[START OF Stored data]

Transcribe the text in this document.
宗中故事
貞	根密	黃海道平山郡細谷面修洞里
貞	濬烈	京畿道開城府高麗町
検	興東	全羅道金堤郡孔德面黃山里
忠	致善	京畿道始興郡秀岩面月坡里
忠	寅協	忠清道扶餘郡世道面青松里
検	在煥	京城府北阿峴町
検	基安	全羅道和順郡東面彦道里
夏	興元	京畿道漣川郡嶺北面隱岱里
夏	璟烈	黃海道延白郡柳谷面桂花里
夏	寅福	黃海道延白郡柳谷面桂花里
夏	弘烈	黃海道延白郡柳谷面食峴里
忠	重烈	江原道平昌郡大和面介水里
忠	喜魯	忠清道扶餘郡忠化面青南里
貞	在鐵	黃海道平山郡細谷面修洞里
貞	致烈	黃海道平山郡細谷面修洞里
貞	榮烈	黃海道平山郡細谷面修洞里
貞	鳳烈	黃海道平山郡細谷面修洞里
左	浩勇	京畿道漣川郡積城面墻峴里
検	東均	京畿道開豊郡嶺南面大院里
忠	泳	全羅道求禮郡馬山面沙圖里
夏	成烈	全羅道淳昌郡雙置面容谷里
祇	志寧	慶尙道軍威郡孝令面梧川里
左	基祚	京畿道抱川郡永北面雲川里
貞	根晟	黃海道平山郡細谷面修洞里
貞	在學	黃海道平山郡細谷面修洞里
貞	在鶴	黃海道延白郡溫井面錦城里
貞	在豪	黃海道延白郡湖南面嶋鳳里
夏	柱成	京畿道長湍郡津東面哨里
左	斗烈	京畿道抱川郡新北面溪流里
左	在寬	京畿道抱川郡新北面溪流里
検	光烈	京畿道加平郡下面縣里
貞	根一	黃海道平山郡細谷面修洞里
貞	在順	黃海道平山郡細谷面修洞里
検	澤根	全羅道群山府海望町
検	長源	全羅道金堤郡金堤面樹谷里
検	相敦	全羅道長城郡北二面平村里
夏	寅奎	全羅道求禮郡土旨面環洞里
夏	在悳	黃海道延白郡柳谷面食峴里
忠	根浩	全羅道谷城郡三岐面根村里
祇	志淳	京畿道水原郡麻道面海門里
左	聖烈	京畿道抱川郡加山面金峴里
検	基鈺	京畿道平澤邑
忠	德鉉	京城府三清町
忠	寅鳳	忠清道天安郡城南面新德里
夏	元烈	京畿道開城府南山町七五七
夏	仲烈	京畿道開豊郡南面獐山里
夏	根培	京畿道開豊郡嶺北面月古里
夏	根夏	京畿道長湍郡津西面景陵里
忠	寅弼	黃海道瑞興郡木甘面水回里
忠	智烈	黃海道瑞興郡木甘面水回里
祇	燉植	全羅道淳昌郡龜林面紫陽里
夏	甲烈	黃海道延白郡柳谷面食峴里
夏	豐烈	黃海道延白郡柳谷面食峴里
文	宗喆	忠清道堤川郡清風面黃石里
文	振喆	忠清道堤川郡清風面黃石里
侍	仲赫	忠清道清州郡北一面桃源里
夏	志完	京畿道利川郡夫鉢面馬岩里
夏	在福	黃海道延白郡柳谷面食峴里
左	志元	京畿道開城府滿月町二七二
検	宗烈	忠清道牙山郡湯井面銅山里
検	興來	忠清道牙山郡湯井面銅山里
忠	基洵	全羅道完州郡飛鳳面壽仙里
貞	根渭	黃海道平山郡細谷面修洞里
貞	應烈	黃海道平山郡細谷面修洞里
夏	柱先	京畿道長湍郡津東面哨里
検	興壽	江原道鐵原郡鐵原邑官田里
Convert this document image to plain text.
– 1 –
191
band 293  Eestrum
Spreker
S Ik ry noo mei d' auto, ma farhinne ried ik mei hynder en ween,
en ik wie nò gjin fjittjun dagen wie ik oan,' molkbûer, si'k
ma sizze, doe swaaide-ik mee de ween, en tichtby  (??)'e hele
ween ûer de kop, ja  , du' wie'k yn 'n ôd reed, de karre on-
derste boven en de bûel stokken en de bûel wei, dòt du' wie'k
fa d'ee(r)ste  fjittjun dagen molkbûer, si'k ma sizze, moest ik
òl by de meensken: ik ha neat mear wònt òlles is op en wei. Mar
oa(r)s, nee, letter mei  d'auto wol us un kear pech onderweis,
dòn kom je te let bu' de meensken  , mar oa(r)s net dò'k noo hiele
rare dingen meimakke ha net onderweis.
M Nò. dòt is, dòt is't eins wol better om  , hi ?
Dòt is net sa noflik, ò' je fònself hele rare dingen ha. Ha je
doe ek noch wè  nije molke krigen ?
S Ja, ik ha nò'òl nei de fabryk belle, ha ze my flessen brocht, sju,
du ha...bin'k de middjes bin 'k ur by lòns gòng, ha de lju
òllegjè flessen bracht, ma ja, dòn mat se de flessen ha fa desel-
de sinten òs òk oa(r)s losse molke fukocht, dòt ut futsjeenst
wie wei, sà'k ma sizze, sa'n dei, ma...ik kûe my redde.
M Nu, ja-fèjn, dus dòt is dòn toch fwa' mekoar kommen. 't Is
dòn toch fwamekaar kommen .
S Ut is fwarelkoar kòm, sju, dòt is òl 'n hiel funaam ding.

[END OF Stored data]

● **Required work**:
Gather each line in the entries above where the string "黃海道平山郡細谷面修洞里" is found.

● **Task solution**:
貞	根密	黃海道平山郡細谷面修洞里
貞	在鐵	黃海道平山郡細谷面修洞里
貞	致烈	黃海道平山郡細谷面修洞里
貞	榮烈	黃海道平山郡細谷面修洞里
貞	鳳烈	黃海道平山郡細谷面修洞里
貞	根晟	黃海道平山郡細谷面修洞里
貞	在學	黃海道平山郡細谷面修洞里
貞	根一	黃海道平山郡細谷面修洞里
貞	在順	黃海道平山郡細谷面修洞里
貞	根渭	黃海道平山郡細谷面修洞里
貞	應烈	黃海道平山郡細谷面修洞里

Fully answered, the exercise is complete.